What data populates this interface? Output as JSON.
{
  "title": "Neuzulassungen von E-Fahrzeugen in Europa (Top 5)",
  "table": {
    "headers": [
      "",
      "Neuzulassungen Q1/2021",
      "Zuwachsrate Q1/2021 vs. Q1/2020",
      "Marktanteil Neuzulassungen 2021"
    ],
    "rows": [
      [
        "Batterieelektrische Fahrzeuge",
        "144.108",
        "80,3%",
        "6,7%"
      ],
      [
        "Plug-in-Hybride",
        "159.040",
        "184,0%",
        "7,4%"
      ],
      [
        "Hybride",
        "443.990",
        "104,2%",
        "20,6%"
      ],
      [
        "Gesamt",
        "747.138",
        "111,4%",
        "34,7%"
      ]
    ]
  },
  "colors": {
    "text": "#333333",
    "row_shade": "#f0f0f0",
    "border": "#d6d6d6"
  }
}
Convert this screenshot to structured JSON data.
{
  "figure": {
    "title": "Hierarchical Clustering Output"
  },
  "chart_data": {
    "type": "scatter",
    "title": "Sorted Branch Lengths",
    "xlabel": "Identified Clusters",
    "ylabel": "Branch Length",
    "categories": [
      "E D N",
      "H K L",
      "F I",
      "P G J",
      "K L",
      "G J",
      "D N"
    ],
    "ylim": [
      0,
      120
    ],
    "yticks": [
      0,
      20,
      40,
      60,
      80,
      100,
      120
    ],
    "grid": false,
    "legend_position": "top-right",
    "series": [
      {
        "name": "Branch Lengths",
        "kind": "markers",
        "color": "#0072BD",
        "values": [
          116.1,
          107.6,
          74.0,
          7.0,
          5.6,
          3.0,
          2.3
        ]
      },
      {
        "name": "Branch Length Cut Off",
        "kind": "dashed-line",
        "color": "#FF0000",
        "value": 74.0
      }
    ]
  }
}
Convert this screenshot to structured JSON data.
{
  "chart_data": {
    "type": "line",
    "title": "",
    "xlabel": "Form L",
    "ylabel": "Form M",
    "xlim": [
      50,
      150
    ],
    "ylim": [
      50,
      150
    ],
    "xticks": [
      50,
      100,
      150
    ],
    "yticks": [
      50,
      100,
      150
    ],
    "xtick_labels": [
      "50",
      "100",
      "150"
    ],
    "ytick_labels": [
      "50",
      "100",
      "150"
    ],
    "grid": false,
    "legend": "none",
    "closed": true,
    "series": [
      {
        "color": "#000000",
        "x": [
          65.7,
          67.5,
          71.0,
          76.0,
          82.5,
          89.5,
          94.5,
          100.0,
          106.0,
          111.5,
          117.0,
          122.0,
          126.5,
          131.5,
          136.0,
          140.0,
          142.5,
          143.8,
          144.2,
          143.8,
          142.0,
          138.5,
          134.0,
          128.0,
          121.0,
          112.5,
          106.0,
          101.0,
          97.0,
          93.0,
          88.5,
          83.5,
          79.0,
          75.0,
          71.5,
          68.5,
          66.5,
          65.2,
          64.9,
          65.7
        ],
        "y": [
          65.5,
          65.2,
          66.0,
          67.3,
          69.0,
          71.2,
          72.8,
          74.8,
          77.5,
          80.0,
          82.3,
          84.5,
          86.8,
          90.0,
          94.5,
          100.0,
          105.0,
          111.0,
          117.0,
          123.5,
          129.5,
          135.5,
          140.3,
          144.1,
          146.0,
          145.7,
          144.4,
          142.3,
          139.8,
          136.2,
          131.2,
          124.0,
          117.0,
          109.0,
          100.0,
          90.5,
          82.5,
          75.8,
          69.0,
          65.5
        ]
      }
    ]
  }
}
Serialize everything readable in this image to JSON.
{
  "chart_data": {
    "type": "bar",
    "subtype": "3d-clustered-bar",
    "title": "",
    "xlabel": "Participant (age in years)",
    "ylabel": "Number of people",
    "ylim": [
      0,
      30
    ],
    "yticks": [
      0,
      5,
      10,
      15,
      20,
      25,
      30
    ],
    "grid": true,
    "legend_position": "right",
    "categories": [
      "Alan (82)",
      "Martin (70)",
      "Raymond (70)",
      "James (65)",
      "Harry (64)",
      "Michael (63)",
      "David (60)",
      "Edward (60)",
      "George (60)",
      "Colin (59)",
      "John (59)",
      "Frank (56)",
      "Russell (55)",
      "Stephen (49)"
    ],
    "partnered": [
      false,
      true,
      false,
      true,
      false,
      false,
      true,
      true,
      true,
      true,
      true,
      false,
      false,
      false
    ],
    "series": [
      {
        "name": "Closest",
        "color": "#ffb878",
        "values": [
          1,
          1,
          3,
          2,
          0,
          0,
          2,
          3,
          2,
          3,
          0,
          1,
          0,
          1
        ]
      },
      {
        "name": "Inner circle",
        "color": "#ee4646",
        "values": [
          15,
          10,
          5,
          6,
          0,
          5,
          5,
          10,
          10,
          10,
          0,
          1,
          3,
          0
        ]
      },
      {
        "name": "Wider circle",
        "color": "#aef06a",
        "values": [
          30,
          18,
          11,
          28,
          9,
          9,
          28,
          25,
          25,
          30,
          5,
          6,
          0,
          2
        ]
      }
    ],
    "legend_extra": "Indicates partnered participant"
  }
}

SHORT TASK: Reproduce all data above, unchanged.

EXERCISE OUTPUT:
What data populates this interface? Output as JSON.
{
  "title": "Neuzulassungen von E-Fahrzeugen in Europa (Top 5)",
  "table": {
    "headers": [
      "",
      "Neuzulassungen Q1/2021",
      "Zuwachsrate Q1/2021 vs. Q1/2020",
      "Marktanteil Neuzulassungen 2021"
    ],
    "rows": [
      [
        "Batterieelektrische Fahrzeuge",
        "144.108",
        "80,3%",
        "6,7%"
      ],
      [
        "Plug-in-Hybride",
        "159.040",
        "184,0%",
        "7,4%"
      ],
      [
        "Hybride",
        "443.990",
        "104,2%",
        "20,6%"
      ],
      [
        "Gesamt",
        "747.138",
        "111,4%",
        "34,7%"
      ]
    ]
  },
  "colors": {
    "text": "#333333",
    "row_shade": "#f0f0f0",
    "border": "#d6d6d6"
  }
}
Convert this screenshot to structured JSON data.
{
  "figure": {
    "title": "Hierarchical Clustering Output"
  },
  "chart_data": {
    "type": "scatter",
    "title": "Sorted Branch Lengths",
    "xlabel": "Identified Clusters",
    "ylabel": "Branch Length",
    "categories": [
      "E D N",
      "H K L",
      "F I",
      "P G J",
      "K L",
      "G J",
      "D N"
    ],
    "ylim": [
      0,
      120
    ],
    "yticks": [
      0,
      20,
      40,
      60,
      80,
      100,
      120
    ],
    "grid": false,
    "legend_position": "top-right",
    "series": [
      {
        "name": "Branch Lengths",
        "kind": "markers",
        "color": "#0072BD",
        "values": [
          116.1,
          107.6,
          74.0,
          7.0,
          5.6,
          3.0,
          2.3
        ]
      },
      {
        "name": "Branch Length Cut Off",
        "kind": "dashed-line",
        "color": "#FF0000",
        "value": 74.0
      }
    ]
  }
}
Convert this screenshot to structured JSON data.
{
  "chart_data": {
    "type": "line",
    "title": "",
    "xlabel": "Form L",
    "ylabel": "Form M",
    "xlim": [
      50,
      150
    ],
    "ylim": [
      50,
      150
    ],
    "xticks": [
      50,
      100,
      150
    ],
    "yticks": [
      50,
      100,
      150
    ],
    "xtick_labels": [
      "50",
      "100",
      "150"
    ],
    "ytick_labels": [
      "50",
      "100",
      "150"
    ],
    "grid": false,
    "legend": "none",
    "closed": true,
    "series": [
      {
        "color": "#000000",
        "x": [
          65.7,
          67.5,
          71.0,
          76.0,
          82.5,
          89.5,
          94.5,
          100.0,
          106.0,
          111.5,
          117.0,
          122.0,
          126.5,
          131.5,
          136.0,
          140.0,
          142.5,
          143.8,
          144.2,
          143.8,
          142.0,
          138.5,
          134.0,
          128.0,
          121.0,
          112.5,
          106.0,
          101.0,
          97.0,
          93.0,
          88.5,
          83.5,
          79.0,
          75.0,
          71.5,
          68.5,
          66.5,
          65.2,
          64.9,
          65.7
        ],
        "y": [
          65.5,
          65.2,
          66.0,
          67.3,
          69.0,
          71.2,
          72.8,
          74.8,
          77.5,
          80.0,
          82.3,
          84.5,
          86.8,
          90.0,
          94.5,
          100.0,
          105.0,
          111.0,
          117.0,
          123.5,
          129.5,
          135.5,
          140.3,
          144.1,
          146.0,
          145.7,
          144.4,
          142.3,
          139.8,
          136.2,
          131.2,
          124.0,
          117.0,
          109.0,
          100.0,
          90.5,
          82.5,
          75.8,
          69.0,
          65.5
        ]
      }
    ]
  }
}
Serialize everything readable in this image to JSON.
{
  "chart_data": {
    "type": "bar",
    "subtype": "3d-clustered-bar",
    "title": "",
    "xlabel": "Participant (age in years)",
    "ylabel": "Number of people",
    "ylim": [
      0,
      30
    ],
    "yticks": [
      0,
      5,
      10,
      15,
      20,
      25,
      30
    ],
    "grid": true,
    "legend_position": "right",
    "categories": [
      "Alan (82)",
      "Martin (70)",
      "Raymond (70)",
      "James (65)",
      "Harry (64)",
      "Michael (63)",
      "David (60)",
      "Edward (60)",
      "George (60)",
      "Colin (59)",
      "John (59)",
      "Frank (56)",
      "Russell (55)",
      "Stephen (49)"
    ],
    "partnered": [
      false,
      true,
      false,
      true,
      false,
      false,
      true,
      true,
      true,
      true,
      true,
      false,
      false,
      false
    ],
    "series": [
      {
        "name": "Closest",
        "color": "#ffb878",
        "values": [
          1,
          1,
          3,
          2,
          0,
          0,
          2,
          3,
          2,
          3,
          0,
          1,
          0,
          1
        ]
      },
      {
        "name": "Inner circle",
        "color": "#ee4646",
        "values": [
          15,
          10,
          5,
          6,
          0,
          5,
          5,
          10,
          10,
          10,
          0,
          1,
          3,
          0
        ]
      },
      {
        "name": "Wider circle",
        "color": "#aef06a",
        "values": [
          30,
          18,
          11,
          28,
          9,
          9,
          28,
          25,
          25,
          30,
          5,
          6,
          0,
          2
        ]
      }
    ],
    "legend_extra": "Indicates partnered participant"
  }
}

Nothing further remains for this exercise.